** BEGIN Input data **

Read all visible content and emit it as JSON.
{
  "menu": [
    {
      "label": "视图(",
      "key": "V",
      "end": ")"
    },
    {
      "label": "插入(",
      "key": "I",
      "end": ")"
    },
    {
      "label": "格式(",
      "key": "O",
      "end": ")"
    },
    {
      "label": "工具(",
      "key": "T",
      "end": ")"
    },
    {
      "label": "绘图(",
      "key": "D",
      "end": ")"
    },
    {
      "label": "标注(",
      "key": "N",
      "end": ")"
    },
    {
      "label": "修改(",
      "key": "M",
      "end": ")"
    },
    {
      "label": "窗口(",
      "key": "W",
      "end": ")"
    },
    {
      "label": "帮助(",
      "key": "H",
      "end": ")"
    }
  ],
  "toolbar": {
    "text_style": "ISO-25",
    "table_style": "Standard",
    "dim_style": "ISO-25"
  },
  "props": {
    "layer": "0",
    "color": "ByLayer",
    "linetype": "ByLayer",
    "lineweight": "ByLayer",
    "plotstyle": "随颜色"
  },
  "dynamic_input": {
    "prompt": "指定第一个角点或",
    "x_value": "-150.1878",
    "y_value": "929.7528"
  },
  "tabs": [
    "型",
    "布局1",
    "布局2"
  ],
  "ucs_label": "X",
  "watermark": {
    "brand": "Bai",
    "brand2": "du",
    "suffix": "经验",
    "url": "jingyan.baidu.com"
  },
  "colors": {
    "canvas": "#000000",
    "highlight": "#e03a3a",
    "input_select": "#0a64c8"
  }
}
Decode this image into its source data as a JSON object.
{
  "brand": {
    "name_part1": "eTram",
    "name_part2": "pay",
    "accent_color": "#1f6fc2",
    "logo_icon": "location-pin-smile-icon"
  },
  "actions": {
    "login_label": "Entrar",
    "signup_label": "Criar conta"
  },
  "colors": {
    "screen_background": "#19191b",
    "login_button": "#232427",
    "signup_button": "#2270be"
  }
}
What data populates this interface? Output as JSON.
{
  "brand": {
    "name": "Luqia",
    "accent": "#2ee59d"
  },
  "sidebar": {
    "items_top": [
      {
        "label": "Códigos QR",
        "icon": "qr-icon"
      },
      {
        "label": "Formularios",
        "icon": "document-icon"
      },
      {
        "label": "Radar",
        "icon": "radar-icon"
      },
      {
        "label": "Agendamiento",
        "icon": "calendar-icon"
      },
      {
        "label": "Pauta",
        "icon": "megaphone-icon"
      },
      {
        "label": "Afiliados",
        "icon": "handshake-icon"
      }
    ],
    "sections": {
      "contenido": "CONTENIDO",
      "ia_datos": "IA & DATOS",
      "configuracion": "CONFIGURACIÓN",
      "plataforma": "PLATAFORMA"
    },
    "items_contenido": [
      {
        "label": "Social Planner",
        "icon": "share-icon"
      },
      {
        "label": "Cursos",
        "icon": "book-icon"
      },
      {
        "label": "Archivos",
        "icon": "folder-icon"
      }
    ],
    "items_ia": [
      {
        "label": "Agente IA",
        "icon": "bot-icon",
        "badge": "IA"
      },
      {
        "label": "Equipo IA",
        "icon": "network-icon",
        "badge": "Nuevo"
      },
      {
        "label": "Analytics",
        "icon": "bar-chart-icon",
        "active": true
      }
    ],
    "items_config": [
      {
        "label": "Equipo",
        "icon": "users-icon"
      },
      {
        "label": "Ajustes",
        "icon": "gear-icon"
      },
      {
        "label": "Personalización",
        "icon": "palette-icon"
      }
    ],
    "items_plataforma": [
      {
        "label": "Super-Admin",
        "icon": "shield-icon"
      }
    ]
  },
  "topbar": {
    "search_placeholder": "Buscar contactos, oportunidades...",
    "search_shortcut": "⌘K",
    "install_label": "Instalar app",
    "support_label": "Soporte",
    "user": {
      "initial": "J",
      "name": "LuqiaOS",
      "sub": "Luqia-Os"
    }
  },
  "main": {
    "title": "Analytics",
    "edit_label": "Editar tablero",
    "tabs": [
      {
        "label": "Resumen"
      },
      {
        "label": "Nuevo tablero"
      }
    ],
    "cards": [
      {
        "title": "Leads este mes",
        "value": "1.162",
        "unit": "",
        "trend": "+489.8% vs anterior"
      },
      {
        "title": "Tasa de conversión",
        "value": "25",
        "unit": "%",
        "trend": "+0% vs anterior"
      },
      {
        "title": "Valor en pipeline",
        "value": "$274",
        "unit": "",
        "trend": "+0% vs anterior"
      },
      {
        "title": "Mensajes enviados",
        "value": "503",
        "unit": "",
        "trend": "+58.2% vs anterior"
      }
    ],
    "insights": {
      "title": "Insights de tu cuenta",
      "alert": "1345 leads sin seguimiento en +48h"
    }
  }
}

** END Input data **

Task directions: Every line that holds the word "ByLayer" should be extracted.

Solution for this task:
    "color": "ByLayer",
    "linetype": "ByLayer",
    "lineweight": "ByLayer",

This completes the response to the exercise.